[Saved data entries]
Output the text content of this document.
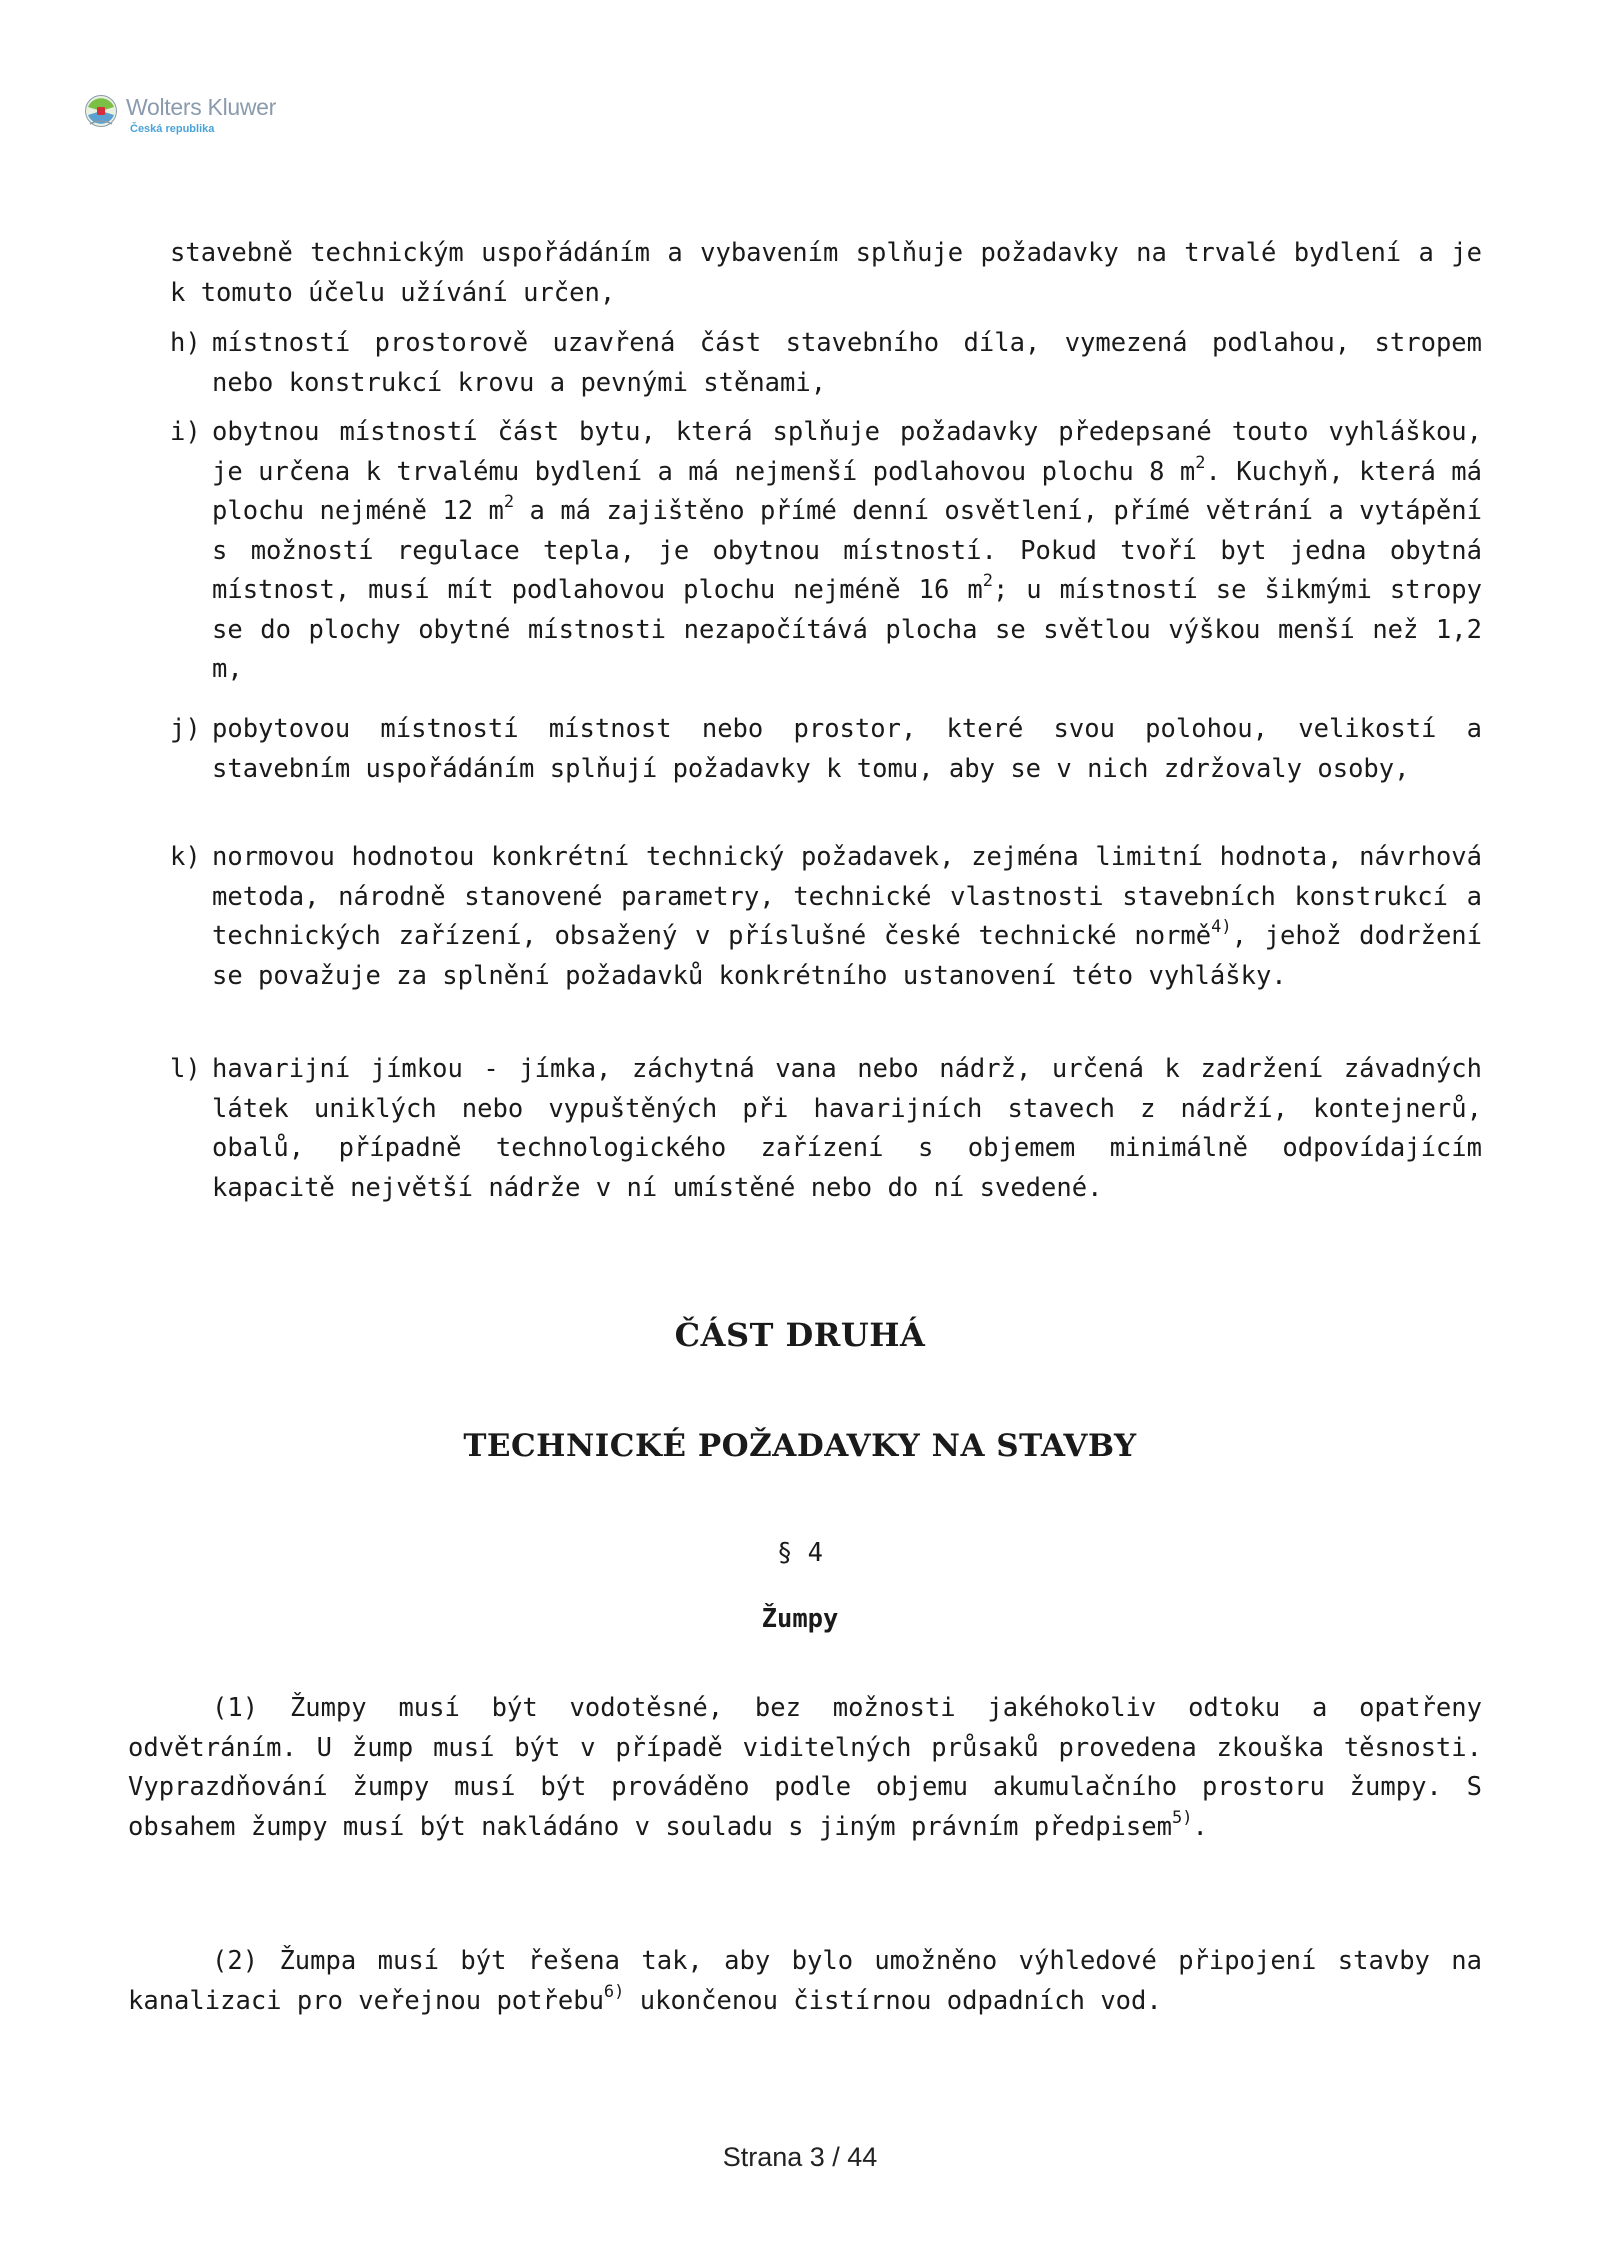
Wolters Kluwer
Česká republika

stavebně technickým uspořádáním a vybavením splňuje požadavky na trvalé bydlení a je k tomuto účelu užívání určen,

h) místností prostorově uzavřená část stavebního díla, vymezená podlahou, stropem nebo konstrukcí krovu a pevnými stěnami,

i) obytnou místností část bytu, která splňuje požadavky předepsané touto vyhláškou, je určena k trvalému bydlení a má nejmenší podlahovou plochu 8 $m^2$. Kuchyň, která má plochu nejméně 12 $m^2$ a má zajištěno přímé denní osvětlení, přímé větrání a vytápění s možností regulace tepla, je obytnou místností. Pokud tvoří byt jedna obytná místnost, musí mít podlahovou plochu nejméně 16 $m^2$; u místností se šikmými stropy se do plochy obytné místnosti nezapočítává plocha se světlou výškou menší než 1,2 m,

j) pobytovou místností místnost nebo prostor, které svou polohou, velikostí a stavebním uspořádáním splňují požadavky k tomu, aby se v nich zdržovaly osoby,

k) normovou hodnotou konkrétní technický požadavek, zejména limitní hodnota, návrhová metoda, národně stanovené parametry, technické vlastnosti stavebních konstrukcí a technických zařízení, obsažený v příslušné české technické normě$^{4)}$, jehož dodržení se považuje za splnění požadavků konkrétního ustanovení této vyhlášky.

l) havarijní jímkou - jímka, záchytná vana nebo nádrž, určená k zadržení závadných látek uniklých nebo vypuštěných při havarijních stavech z nádrží, kontejnerů, obalů, případně technologického zařízení s objemem minimálně odpovídajícím kapacitě největší nádrže v ní umístěné nebo do ní svedené.

ČÁST DRUHÁ
TECHNICKÉ POŽADAVKY NA STAVBY
§ 4
Žumpy

(1) Žumpy musí být vodotěsné, bez možnosti jakéhokoliv odtoku a opatřeny odvětráním. U žump musí být v případě viditelných průsaků provedena zkouška těsnosti. Vyprazdňování žumpy musí být prováděno podle objemu akumulačního prostoru žumpy. S obsahem žumpy musí být nakládáno v souladu s jiným právním předpisem$^{5)}$.

(2) Žumpa musí být řešena tak, aby bylo umožněno výhledové připojení stavby na kanalizaci pro veřejnou potřebu$^{6)}$ ukončenou čistírnou odpadních vod.

Strana 3 / 44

▸ **Work required**:
Repeat the material above verbatim, with no pictures in the output.

▸ **Result**:
Output the text content of this document.
Wolters Kluwer
Česká republika

stavebně technickým uspořádáním a vybavením splňuje požadavky na trvalé bydlení a je k tomuto účelu užívání určen,

h) místností prostorově uzavřená část stavebního díla, vymezená podlahou, stropem nebo konstrukcí krovu a pevnými stěnami,

i) obytnou místností část bytu, která splňuje požadavky předepsané touto vyhláškou, je určena k trvalému bydlení a má nejmenší podlahovou plochu 8 $m^2$. Kuchyň, která má plochu nejméně 12 $m^2$ a má zajištěno přímé denní osvětlení, přímé větrání a vytápění s možností regulace tepla, je obytnou místností. Pokud tvoří byt jedna obytná místnost, musí mít podlahovou plochu nejméně 16 $m^2$; u místností se šikmými stropy se do plochy obytné místnosti nezapočítává plocha se světlou výškou menší než 1,2 m,

j) pobytovou místností místnost nebo prostor, které svou polohou, velikostí a stavebním uspořádáním splňují požadavky k tomu, aby se v nich zdržovaly osoby,

k) normovou hodnotou konkrétní technický požadavek, zejména limitní hodnota, návrhová metoda, národně stanovené parametry, technické vlastnosti stavebních konstrukcí a technických zařízení, obsažený v příslušné české technické normě$^{4)}$, jehož dodržení se považuje za splnění požadavků konkrétního ustanovení této vyhlášky.

l) havarijní jímkou - jímka, záchytná vana nebo nádrž, určená k zadržení závadných látek uniklých nebo vypuštěných při havarijních stavech z nádrží, kontejnerů, obalů, případně technologického zařízení s objemem minimálně odpovídajícím kapacitě největší nádrže v ní umístěné nebo do ní svedené.

ČÁST DRUHÁ
TECHNICKÉ POŽADAVKY NA STAVBY
§ 4
Žumpy

(1) Žumpy musí být vodotěsné, bez možnosti jakéhokoliv odtoku a opatřeny odvětráním. U žump musí být v případě viditelných průsaků provedena zkouška těsnosti. Vyprazdňování žumpy musí být prováděno podle objemu akumulačního prostoru žumpy. S obsahem žumpy musí být nakládáno v souladu s jiným právním předpisem$^{5)}$.

(2) Žumpa musí být řešena tak, aby bylo umožněno výhledové připojení stavby na kanalizaci pro veřejnou potřebu$^{6)}$ ukončenou čistírnou odpadních vod.

Strana 3 / 44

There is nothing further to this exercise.